=== Stated problem ===
Search the data below for "adolescents"; list each line that holds it.

####################

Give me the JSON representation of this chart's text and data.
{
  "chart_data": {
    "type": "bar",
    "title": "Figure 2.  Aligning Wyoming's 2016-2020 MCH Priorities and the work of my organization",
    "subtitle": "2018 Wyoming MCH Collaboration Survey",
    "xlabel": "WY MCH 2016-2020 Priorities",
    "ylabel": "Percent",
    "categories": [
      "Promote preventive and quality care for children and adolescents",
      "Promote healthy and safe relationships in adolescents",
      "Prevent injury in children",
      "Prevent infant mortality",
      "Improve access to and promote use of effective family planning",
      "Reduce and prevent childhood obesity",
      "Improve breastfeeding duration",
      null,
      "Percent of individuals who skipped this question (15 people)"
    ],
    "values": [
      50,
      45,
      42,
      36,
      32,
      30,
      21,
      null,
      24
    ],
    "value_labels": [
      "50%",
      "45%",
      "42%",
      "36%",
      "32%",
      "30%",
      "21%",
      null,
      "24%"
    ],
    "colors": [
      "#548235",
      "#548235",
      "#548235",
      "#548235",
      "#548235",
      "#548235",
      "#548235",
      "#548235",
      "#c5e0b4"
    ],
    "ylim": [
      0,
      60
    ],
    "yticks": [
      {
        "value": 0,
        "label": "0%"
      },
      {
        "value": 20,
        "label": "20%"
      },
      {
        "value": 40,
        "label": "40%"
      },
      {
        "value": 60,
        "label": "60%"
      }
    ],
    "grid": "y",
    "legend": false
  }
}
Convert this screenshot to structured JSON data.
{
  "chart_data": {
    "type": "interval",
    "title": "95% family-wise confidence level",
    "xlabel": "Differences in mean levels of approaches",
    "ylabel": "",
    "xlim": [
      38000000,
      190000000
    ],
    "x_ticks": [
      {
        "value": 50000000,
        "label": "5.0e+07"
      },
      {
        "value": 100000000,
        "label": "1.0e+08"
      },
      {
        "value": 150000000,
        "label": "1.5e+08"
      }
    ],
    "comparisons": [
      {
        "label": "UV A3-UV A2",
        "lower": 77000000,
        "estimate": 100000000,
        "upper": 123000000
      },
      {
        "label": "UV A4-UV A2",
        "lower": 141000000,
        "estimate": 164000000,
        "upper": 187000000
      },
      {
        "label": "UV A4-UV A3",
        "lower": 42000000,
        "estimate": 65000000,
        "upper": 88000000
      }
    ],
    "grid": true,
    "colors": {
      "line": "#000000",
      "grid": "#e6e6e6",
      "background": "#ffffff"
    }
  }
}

####################

=== Result ===
      "Promote preventive and quality care for children and adolescents",
      "Promote healthy and safe relationships in adolescents",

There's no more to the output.